Repeat all entries exactly.
##### Material shown #####
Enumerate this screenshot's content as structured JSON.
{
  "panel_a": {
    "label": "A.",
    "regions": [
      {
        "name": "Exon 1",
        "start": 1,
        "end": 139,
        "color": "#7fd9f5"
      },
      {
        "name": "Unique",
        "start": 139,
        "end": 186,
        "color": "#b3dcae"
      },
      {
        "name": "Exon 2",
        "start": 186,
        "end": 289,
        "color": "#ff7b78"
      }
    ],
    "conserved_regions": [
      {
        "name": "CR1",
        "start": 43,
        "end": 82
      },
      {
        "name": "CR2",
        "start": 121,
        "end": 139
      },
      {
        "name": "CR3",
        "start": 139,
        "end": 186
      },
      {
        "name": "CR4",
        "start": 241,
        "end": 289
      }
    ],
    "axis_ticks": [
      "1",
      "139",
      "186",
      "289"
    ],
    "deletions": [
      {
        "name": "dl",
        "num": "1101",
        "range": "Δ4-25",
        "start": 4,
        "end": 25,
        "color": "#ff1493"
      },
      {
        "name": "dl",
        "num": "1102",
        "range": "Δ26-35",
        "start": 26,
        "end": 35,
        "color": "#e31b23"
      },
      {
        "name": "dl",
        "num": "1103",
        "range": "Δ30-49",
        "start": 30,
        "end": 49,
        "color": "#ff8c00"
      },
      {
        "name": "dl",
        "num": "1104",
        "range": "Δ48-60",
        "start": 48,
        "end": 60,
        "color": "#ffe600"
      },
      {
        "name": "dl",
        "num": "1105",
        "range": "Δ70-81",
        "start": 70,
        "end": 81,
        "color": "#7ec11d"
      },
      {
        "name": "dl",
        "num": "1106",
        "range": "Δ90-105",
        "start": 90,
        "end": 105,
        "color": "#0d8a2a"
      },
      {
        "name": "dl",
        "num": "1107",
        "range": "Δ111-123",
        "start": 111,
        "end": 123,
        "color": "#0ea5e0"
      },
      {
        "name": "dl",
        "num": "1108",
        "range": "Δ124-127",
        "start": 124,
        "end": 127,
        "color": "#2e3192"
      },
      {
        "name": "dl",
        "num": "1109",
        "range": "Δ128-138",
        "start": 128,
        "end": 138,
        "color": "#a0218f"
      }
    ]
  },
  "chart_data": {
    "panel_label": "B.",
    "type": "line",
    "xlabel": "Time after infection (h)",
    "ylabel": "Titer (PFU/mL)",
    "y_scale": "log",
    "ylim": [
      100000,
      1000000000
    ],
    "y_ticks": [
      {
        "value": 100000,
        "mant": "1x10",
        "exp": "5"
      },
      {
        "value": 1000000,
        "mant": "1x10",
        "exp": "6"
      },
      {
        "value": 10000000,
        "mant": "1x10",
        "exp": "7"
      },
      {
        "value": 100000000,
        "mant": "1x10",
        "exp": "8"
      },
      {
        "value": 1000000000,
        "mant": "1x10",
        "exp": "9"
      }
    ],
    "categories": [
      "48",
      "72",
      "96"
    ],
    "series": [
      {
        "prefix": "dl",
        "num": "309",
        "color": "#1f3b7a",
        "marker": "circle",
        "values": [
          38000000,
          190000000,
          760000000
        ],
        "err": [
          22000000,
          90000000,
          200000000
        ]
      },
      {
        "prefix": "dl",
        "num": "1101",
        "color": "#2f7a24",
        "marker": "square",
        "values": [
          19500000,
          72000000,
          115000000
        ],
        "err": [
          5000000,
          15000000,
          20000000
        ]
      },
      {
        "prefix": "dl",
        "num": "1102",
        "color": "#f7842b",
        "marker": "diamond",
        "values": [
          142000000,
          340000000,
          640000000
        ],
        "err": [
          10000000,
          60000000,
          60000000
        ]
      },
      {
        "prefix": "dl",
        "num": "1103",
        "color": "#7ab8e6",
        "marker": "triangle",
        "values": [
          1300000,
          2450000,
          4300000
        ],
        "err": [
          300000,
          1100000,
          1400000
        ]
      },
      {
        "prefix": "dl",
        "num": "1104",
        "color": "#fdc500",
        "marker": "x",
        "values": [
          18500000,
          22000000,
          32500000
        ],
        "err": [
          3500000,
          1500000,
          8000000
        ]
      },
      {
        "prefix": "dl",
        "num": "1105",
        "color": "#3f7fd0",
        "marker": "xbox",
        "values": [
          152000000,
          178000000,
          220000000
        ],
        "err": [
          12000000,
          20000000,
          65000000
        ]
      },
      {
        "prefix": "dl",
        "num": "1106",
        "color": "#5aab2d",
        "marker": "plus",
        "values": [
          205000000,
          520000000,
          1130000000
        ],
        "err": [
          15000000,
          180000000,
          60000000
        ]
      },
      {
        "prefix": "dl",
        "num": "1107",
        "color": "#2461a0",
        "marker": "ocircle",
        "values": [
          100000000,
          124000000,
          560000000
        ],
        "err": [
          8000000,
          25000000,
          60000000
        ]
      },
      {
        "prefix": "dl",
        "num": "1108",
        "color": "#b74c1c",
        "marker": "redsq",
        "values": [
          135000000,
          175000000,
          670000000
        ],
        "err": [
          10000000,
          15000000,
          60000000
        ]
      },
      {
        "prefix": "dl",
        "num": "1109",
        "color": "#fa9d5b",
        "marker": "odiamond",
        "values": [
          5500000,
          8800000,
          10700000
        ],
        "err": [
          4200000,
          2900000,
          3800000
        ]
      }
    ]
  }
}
#####
◆ Reply
Enumerate this screenshot's content as structured JSON.
{
  "panel_a": {
    "label": "A.",
    "regions": [
      {
        "name": "Exon 1",
        "start": 1,
        "end": 139,
        "color": "#7fd9f5"
      },
      {
        "name": "Unique",
        "start": 139,
        "end": 186,
        "color": "#b3dcae"
      },
      {
        "name": "Exon 2",
        "start": 186,
        "end": 289,
        "color": "#ff7b78"
      }
    ],
    "conserved_regions": [
      {
        "name": "CR1",
        "start": 43,
        "end": 82
      },
      {
        "name": "CR2",
        "start": 121,
        "end": 139
      },
      {
        "name": "CR3",
        "start": 139,
        "end": 186
      },
      {
        "name": "CR4",
        "start": 241,
        "end": 289
      }
    ],
    "axis_ticks": [
      "1",
      "139",
      "186",
      "289"
    ],
    "deletions": [
      {
        "name": "dl",
        "num": "1101",
        "range": "Δ4-25",
        "start": 4,
        "end": 25,
        "color": "#ff1493"
      },
      {
        "name": "dl",
        "num": "1102",
        "range": "Δ26-35",
        "start": 26,
        "end": 35,
        "color": "#e31b23"
      },
      {
        "name": "dl",
        "num": "1103",
        "range": "Δ30-49",
        "start": 30,
        "end": 49,
        "color": "#ff8c00"
      },
      {
        "name": "dl",
        "num": "1104",
        "range": "Δ48-60",
        "start": 48,
        "end": 60,
        "color": "#ffe600"
      },
      {
        "name": "dl",
        "num": "1105",
        "range": "Δ70-81",
        "start": 70,
        "end": 81,
        "color": "#7ec11d"
      },
      {
        "name": "dl",
        "num": "1106",
        "range": "Δ90-105",
        "start": 90,
        "end": 105,
        "color": "#0d8a2a"
      },
      {
        "name": "dl",
        "num": "1107",
        "range": "Δ111-123",
        "start": 111,
        "end": 123,
        "color": "#0ea5e0"
      },
      {
        "name": "dl",
        "num": "1108",
        "range": "Δ124-127",
        "start": 124,
        "end": 127,
        "color": "#2e3192"
      },
      {
        "name": "dl",
        "num": "1109",
        "range": "Δ128-138",
        "start": 128,
        "end": 138,
        "color": "#a0218f"
      }
    ]
  },
  "chart_data": {
    "panel_label": "B.",
    "type": "line",
    "xlabel": "Time after infection (h)",
    "ylabel": "Titer (PFU/mL)",
    "y_scale": "log",
    "ylim": [
      100000,
      1000000000
    ],
    "y_ticks": [
      {
        "value": 100000,
        "mant": "1x10",
        "exp": "5"
      },
      {
        "value": 1000000,
        "mant": "1x10",
        "exp": "6"
      },
      {
        "value": 10000000,
        "mant": "1x10",
        "exp": "7"
      },
      {
        "value": 100000000,
        "mant": "1x10",
        "exp": "8"
      },
      {
        "value": 1000000000,
        "mant": "1x10",
        "exp": "9"
      }
    ],
    "categories": [
      "48",
      "72",
      "96"
    ],
    "series": [
      {
        "prefix": "dl",
        "num": "309",
        "color": "#1f3b7a",
        "marker": "circle",
        "values": [
          38000000,
          190000000,
          760000000
        ],
        "err": [
          22000000,
          90000000,
          200000000
        ]
      },
      {
        "prefix": "dl",
        "num": "1101",
        "color": "#2f7a24",
        "marker": "square",
        "values": [
          19500000,
          72000000,
          115000000
        ],
        "err": [
          5000000,
          15000000,
          20000000
        ]
      },
      {
        "prefix": "dl",
        "num": "1102",
        "color": "#f7842b",
        "marker": "diamond",
        "values": [
          142000000,
          340000000,
          640000000
        ],
        "err": [
          10000000,
          60000000,
          60000000
        ]
      },
      {
        "prefix": "dl",
        "num": "1103",
        "color": "#7ab8e6",
        "marker": "triangle",
        "values": [
          1300000,
          2450000,
          4300000
        ],
        "err": [
          300000,
          1100000,
          1400000
        ]
      },
      {
        "prefix": "dl",
        "num": "1104",
        "color": "#fdc500",
        "marker": "x",
        "values": [
          18500000,
          22000000,
          32500000
        ],
        "err": [
          3500000,
          1500000,
          8000000
        ]
      },
      {
        "prefix": "dl",
        "num": "1105",
        "color": "#3f7fd0",
        "marker": "xbox",
        "values": [
          152000000,
          178000000,
          220000000
        ],
        "err": [
          12000000,
          20000000,
          65000000
        ]
      },
      {
        "prefix": "dl",
        "num": "1106",
        "color": "#5aab2d",
        "marker": "plus",
        "values": [
          205000000,
          520000000,
          1130000000
        ],
        "err": [
          15000000,
          180000000,
          60000000
        ]
      },
      {
        "prefix": "dl",
        "num": "1107",
        "color": "#2461a0",
        "marker": "ocircle",
        "values": [
          100000000,
          124000000,
          560000000
        ],
        "err": [
          8000000,
          25000000,
          60000000
        ]
      },
      {
        "prefix": "dl",
        "num": "1108",
        "color": "#b74c1c",
        "marker": "redsq",
        "values": [
          135000000,
          175000000,
          670000000
        ],
        "err": [
          10000000,
          15000000,
          60000000
        ]
      },
      {
        "prefix": "dl",
        "num": "1109",
        "color": "#fa9d5b",
        "marker": "odiamond",
        "values": [
          5500000,
          8800000,
          10700000
        ],
        "err": [
          4200000,
          2900000,
          3800000
        ]
      }
    ]
  }
}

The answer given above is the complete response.